> **Task requirements**:
Look through the lines below and extract any with the word "this".

> **Material supplied**:
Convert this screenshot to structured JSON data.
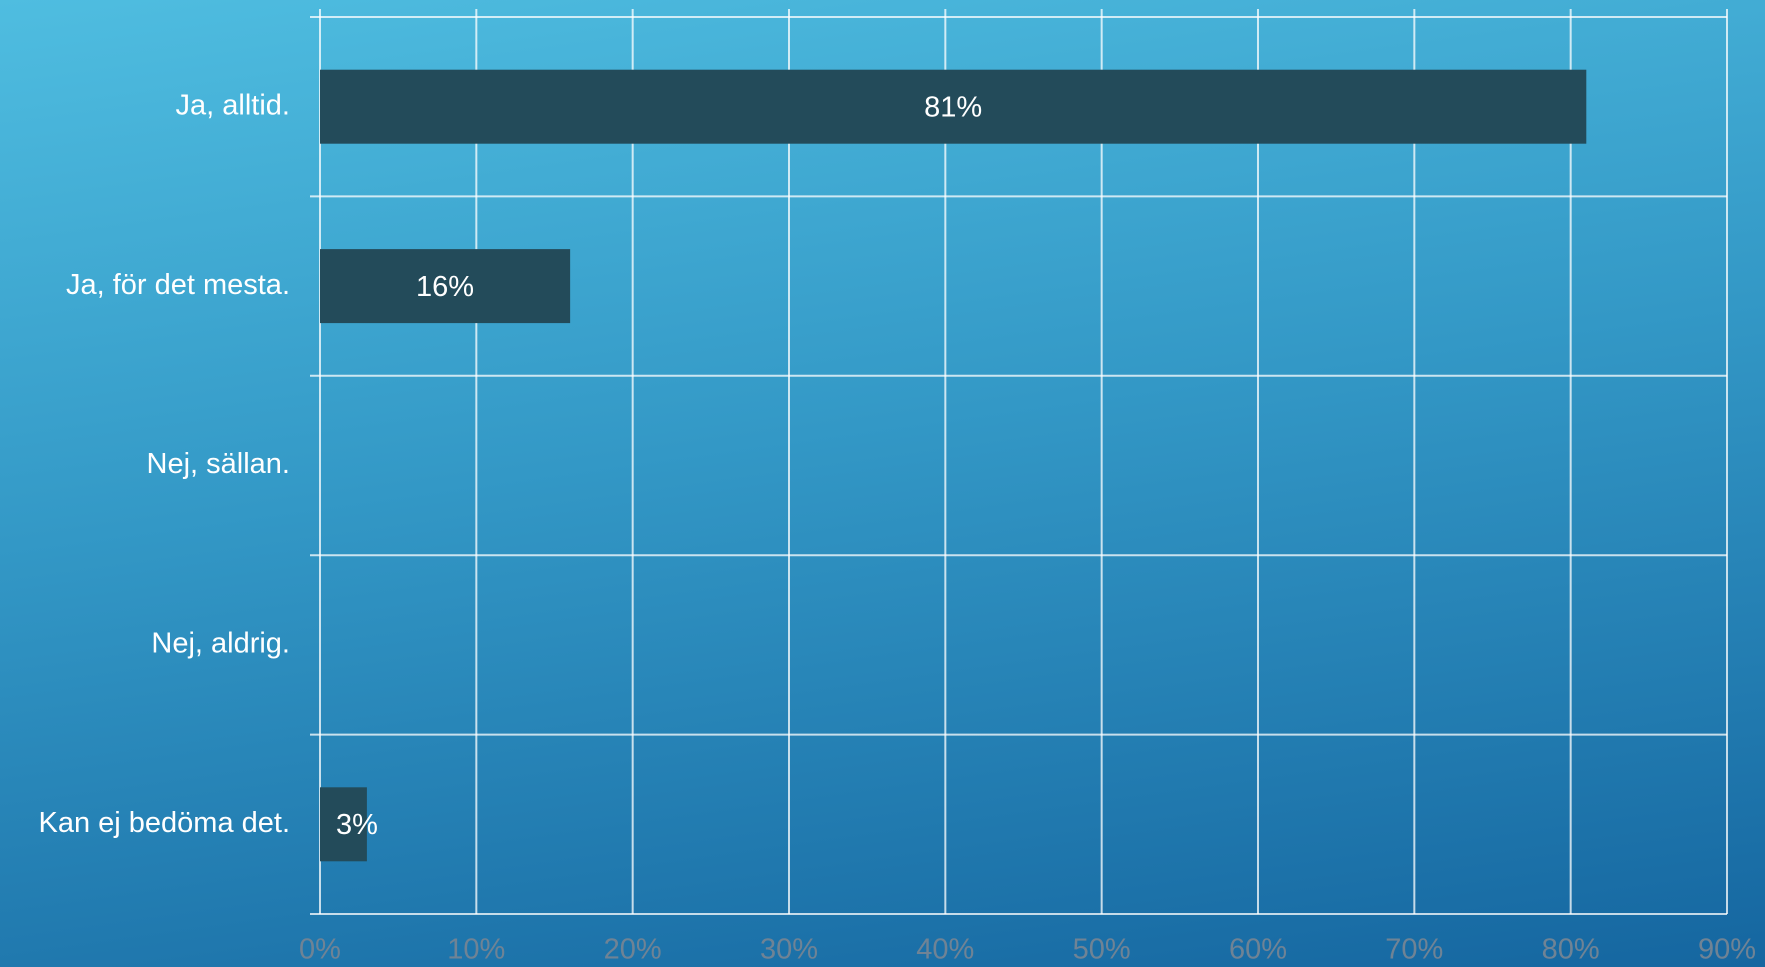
{
  "chart_data": {
    "type": "barh",
    "categories": [
      "Ja, alltid.",
      "Ja, för det mesta.",
      "Nej, sällan.",
      "Nej, aldrig.",
      "Kan ej bedöma det."
    ],
    "values": [
      81,
      16,
      0,
      0,
      3
    ],
    "value_labels": [
      "81%",
      "16%",
      null,
      null,
      "3%"
    ],
    "color": "#234b5a",
    "xlim": [
      0,
      90
    ],
    "xticks": [
      {
        "value": 0,
        "label": "0%"
      },
      {
        "value": 10,
        "label": "10%"
      },
      {
        "value": 20,
        "label": "20%"
      },
      {
        "value": 30,
        "label": "30%"
      },
      {
        "value": 40,
        "label": "40%"
      },
      {
        "value": 50,
        "label": "50%"
      },
      {
        "value": 60,
        "label": "60%"
      },
      {
        "value": 70,
        "label": "70%"
      },
      {
        "value": 80,
        "label": "80%"
      },
      {
        "value": 90,
        "label": "90%"
      }
    ],
    "grid": true
  }
}
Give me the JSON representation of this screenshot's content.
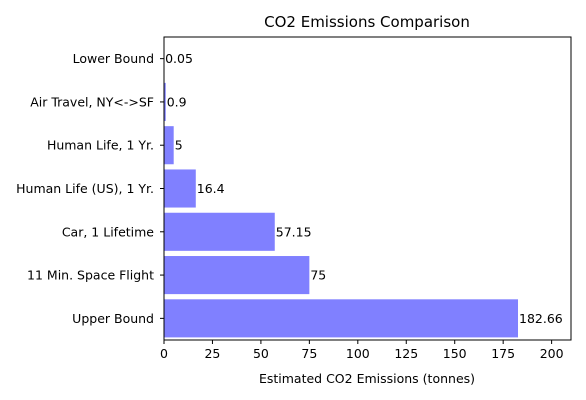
{
  "chart_data": {
    "type": "bar",
    "orientation": "horizontal",
    "title": "CO2 Emissions Comparison",
    "xlabel": "Estimated CO2 Emissions (tonnes)",
    "ylabel": "",
    "categories": [
      "Upper Bound",
      "11 Min. Space Flight",
      "Car, 1 Lifetime",
      "Human Life (US), 1 Yr.",
      "Human Life, 1 Yr.",
      "Air Travel, NY<->SF",
      "Lower Bound"
    ],
    "values": [
      182.66,
      75,
      57.15,
      16.4,
      5,
      0.9,
      0.05
    ],
    "data_labels": [
      "182.66",
      "75",
      "57.15",
      "16.4",
      "5",
      "0.9",
      "0.05"
    ],
    "xlim": [
      0,
      210
    ],
    "xticks": [
      0,
      25,
      50,
      75,
      100,
      125,
      150,
      175,
      200
    ],
    "bar_color": "#8080ff",
    "grid": false,
    "legend": "none"
  }
}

> **Exercise result**:
Convert this screenshot to structured JSON data.
Give me the JSON representation of this screenshot's content.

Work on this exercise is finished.